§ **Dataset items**
────────────────────────────────────────

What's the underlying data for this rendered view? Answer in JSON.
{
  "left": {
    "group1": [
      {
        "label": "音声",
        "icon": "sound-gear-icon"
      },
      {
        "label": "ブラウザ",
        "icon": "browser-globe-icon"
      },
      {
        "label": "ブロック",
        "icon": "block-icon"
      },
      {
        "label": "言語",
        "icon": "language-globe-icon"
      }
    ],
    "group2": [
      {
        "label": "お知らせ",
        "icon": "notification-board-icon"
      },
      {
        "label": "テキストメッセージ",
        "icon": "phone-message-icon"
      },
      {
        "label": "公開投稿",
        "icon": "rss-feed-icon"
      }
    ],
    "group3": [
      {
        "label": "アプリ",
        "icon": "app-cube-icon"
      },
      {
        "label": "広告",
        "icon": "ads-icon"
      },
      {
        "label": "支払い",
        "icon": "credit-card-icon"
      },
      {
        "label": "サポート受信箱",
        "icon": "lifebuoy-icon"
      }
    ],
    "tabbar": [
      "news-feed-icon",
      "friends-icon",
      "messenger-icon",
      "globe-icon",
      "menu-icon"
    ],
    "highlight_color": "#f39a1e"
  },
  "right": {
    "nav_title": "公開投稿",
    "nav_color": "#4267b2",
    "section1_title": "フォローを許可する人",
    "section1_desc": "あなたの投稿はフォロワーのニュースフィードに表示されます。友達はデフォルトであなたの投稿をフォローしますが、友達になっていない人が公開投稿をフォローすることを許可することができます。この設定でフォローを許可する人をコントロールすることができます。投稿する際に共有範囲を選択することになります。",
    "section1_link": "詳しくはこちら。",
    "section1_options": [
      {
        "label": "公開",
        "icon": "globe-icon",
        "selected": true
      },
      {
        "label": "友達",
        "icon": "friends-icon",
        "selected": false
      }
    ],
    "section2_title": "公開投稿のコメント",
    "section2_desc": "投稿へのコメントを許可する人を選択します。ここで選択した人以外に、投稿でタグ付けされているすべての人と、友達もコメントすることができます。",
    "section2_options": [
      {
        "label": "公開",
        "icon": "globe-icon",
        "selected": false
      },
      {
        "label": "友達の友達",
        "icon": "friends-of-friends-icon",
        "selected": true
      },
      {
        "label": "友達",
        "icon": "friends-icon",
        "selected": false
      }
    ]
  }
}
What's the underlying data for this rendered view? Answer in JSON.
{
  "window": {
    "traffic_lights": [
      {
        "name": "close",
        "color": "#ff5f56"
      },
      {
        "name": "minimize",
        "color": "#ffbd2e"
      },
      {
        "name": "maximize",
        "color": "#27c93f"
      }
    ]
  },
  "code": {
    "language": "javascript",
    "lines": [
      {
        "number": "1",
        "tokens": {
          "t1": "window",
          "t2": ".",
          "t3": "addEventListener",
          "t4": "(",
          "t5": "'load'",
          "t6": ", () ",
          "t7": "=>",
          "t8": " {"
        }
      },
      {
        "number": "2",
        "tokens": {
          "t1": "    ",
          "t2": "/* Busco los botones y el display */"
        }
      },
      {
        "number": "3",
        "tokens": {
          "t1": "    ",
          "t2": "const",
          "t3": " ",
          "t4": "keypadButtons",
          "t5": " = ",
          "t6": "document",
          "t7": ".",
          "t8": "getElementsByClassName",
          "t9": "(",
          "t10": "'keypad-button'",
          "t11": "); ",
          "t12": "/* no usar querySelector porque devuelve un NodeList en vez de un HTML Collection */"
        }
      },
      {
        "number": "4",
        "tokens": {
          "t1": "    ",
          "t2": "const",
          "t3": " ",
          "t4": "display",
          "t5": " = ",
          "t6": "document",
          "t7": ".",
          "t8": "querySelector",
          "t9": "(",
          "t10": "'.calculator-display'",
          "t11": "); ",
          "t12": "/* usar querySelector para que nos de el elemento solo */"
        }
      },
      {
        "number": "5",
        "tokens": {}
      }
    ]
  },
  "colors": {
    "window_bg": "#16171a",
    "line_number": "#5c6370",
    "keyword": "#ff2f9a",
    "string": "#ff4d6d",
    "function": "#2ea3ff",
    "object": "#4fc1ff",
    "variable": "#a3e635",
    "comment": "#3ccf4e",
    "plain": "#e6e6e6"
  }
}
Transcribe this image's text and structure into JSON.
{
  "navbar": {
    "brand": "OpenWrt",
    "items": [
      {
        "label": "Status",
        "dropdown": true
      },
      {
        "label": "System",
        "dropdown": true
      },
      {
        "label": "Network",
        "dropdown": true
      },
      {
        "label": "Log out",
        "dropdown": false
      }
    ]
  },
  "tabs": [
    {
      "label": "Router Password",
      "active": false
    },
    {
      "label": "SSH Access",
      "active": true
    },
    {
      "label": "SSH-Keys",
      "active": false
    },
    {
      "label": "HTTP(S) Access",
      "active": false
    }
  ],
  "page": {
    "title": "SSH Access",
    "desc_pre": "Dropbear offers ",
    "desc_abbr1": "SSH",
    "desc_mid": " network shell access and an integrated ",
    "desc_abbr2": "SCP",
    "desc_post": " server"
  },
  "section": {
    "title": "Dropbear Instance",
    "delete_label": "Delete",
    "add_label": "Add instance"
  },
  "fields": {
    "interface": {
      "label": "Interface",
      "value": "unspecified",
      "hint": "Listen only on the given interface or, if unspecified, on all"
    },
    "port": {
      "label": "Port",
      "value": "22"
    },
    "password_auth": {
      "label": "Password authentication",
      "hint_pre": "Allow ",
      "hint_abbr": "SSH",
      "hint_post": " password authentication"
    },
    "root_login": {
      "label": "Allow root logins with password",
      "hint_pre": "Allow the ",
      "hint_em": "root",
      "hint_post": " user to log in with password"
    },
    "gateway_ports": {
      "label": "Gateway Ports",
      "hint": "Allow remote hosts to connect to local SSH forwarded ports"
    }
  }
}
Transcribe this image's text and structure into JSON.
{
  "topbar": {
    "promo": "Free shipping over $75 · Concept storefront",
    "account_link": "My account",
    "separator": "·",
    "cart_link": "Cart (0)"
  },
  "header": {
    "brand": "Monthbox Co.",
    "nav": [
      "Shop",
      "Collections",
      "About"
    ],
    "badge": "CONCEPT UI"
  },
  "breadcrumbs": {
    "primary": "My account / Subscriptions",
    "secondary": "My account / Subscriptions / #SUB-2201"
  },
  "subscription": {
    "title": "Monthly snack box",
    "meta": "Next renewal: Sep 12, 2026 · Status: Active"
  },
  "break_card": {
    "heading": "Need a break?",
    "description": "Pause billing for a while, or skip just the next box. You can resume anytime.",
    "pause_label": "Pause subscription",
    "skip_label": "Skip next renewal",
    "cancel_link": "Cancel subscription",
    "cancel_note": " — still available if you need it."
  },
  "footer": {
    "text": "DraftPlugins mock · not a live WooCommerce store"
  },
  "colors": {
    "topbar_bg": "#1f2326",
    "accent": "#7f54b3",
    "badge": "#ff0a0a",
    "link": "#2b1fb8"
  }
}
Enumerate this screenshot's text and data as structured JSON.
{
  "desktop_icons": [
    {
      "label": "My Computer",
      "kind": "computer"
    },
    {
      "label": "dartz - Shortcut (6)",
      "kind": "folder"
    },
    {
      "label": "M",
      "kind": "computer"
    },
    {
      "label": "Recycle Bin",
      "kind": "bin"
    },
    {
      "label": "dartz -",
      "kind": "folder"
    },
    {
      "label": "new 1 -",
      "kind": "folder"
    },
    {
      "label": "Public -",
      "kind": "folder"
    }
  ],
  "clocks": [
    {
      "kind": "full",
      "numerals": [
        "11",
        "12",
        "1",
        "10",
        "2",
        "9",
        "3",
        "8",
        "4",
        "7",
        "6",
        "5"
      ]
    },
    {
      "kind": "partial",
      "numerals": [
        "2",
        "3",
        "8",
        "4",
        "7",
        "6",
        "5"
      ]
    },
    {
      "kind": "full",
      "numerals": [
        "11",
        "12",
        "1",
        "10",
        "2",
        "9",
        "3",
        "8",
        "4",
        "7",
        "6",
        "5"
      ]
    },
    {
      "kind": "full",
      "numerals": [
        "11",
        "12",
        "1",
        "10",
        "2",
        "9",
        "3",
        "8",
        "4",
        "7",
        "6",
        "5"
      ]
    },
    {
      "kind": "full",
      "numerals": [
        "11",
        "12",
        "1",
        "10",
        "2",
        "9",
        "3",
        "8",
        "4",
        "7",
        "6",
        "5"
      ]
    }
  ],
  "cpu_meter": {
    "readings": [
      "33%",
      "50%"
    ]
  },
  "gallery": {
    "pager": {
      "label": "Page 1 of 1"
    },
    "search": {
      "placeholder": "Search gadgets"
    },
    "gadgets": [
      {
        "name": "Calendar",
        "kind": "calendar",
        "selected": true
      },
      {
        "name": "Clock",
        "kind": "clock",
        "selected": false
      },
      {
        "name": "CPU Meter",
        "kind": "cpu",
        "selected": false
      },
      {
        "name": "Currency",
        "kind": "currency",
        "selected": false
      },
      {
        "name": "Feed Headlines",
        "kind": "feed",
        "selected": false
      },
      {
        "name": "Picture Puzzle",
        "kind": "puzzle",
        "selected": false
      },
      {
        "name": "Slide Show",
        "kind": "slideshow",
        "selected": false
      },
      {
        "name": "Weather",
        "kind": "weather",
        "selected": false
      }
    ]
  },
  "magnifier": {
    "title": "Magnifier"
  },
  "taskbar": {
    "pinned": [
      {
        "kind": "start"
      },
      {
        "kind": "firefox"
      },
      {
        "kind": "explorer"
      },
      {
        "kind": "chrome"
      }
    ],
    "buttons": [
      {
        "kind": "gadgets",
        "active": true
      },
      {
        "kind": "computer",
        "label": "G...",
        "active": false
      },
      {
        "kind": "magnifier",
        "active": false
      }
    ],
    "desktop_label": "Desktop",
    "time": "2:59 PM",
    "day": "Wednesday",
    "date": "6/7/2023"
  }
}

────────────────────────────────────────

§ **WHAT TO DO**
Scan the records above, count the lines with "Allow" in them, and give only the number.

§ **EXERCISE ANSWER**
4